• Problem statement: Return the entries below in their exact form, leaving the pictures out.

• Data extract:
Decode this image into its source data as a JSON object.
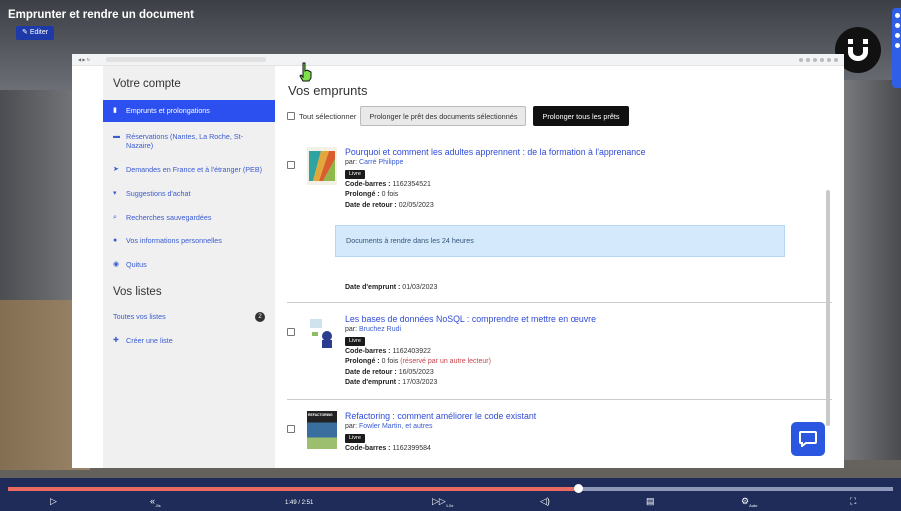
{
  "video": {
    "title": "Emprunter et rendre un document",
    "edit_label": "Editer",
    "time": "1:49 / 2:51",
    "progress": 0.644
  },
  "sidebar": {
    "account_heading": "Votre compte",
    "items": [
      {
        "icon": "book-icon",
        "label": "Emprunts et prolongations",
        "active": true
      },
      {
        "icon": "briefcase-icon",
        "label": "Réservations (Nantes, La Roche, St-Nazaire)"
      },
      {
        "icon": "paper-plane-icon",
        "label": "Demandes en France et à l'étranger (PEB)"
      },
      {
        "icon": "cart-icon",
        "label": "Suggestions d'achat"
      },
      {
        "icon": "search-icon",
        "label": "Recherches sauvegardées"
      },
      {
        "icon": "user-icon",
        "label": "Vos informations personnelles"
      },
      {
        "icon": "eye-icon",
        "label": "Quitus"
      }
    ],
    "lists_heading": "Vos listes",
    "lists": {
      "all_label": "Toutes vos listes",
      "count": "2",
      "create_label": "Créer une liste"
    }
  },
  "main": {
    "title": "Vos emprunts",
    "select_all": "Tout sélectionner",
    "extend_selected": "Prolonger le prêt des documents sélectionnés",
    "extend_all": "Prolonger tous les prêts",
    "labels": {
      "by": "par:",
      "barcode": "Code-barres :",
      "extended": "Prolongé :",
      "return_date": "Date de retour :",
      "loan_date": "Date d'emprunt :"
    },
    "documents": [
      {
        "title": "Pourquoi et comment les adultes apprennent : de la formation à l'apprenance",
        "author": "Carré Philippe",
        "type": "Livre",
        "barcode": "1162354521",
        "extended": "0 fois",
        "extended_note": "",
        "return_date": "02/05/2023",
        "alert": "Documents à rendre dans les 24 heures",
        "loan_date": "01/03/2023"
      },
      {
        "title": "Les bases de données NoSQL : comprendre et mettre en œuvre",
        "author": "Bruchez Rudi",
        "type": "Livre",
        "barcode": "1162403922",
        "extended": "0 fois",
        "extended_note": "(réservé par un autre lecteur)",
        "return_date": "16/05/2023",
        "loan_date": "17/03/2023"
      },
      {
        "title": "Refactoring : comment améliorer le code existant",
        "author": "Fowler Martin, et autres",
        "type": "Livre",
        "barcode": "1162399584",
        "cover_text": "REFACTORING"
      }
    ]
  },
  "player": {
    "rewind_label": "-5s",
    "speed_label": "1.0x",
    "quality_label": "Auto"
  }
}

• Final result:
Decode this image into its source data as a JSON object.
{
  "video": {
    "title": "Emprunter et rendre un document",
    "edit_label": "Editer",
    "time": "1:49 / 2:51",
    "progress": 0.644
  },
  "sidebar": {
    "account_heading": "Votre compte",
    "items": [
      {
        "icon": "book-icon",
        "label": "Emprunts et prolongations",
        "active": true
      },
      {
        "icon": "briefcase-icon",
        "label": "Réservations (Nantes, La Roche, St-Nazaire)"
      },
      {
        "icon": "paper-plane-icon",
        "label": "Demandes en France et à l'étranger (PEB)"
      },
      {
        "icon": "cart-icon",
        "label": "Suggestions d'achat"
      },
      {
        "icon": "search-icon",
        "label": "Recherches sauvegardées"
      },
      {
        "icon": "user-icon",
        "label": "Vos informations personnelles"
      },
      {
        "icon": "eye-icon",
        "label": "Quitus"
      }
    ],
    "lists_heading": "Vos listes",
    "lists": {
      "all_label": "Toutes vos listes",
      "count": "2",
      "create_label": "Créer une liste"
    }
  },
  "main": {
    "title": "Vos emprunts",
    "select_all": "Tout sélectionner",
    "extend_selected": "Prolonger le prêt des documents sélectionnés",
    "extend_all": "Prolonger tous les prêts",
    "labels": {
      "by": "par:",
      "barcode": "Code-barres :",
      "extended": "Prolongé :",
      "return_date": "Date de retour :",
      "loan_date": "Date d'emprunt :"
    },
    "documents": [
      {
        "title": "Pourquoi et comment les adultes apprennent : de la formation à l'apprenance",
        "author": "Carré Philippe",
        "type": "Livre",
        "barcode": "1162354521",
        "extended": "0 fois",
        "extended_note": "",
        "return_date": "02/05/2023",
        "alert": "Documents à rendre dans les 24 heures",
        "loan_date": "01/03/2023"
      },
      {
        "title": "Les bases de données NoSQL : comprendre et mettre en œuvre",
        "author": "Bruchez Rudi",
        "type": "Livre",
        "barcode": "1162403922",
        "extended": "0 fois",
        "extended_note": "(réservé par un autre lecteur)",
        "return_date": "16/05/2023",
        "loan_date": "17/03/2023"
      },
      {
        "title": "Refactoring : comment améliorer le code existant",
        "author": "Fowler Martin, et autres",
        "type": "Livre",
        "barcode": "1162399584",
        "cover_text": "REFACTORING"
      }
    ]
  },
  "player": {
    "rewind_label": "-5s",
    "speed_label": "1.0x",
    "quality_label": "Auto"
  }
}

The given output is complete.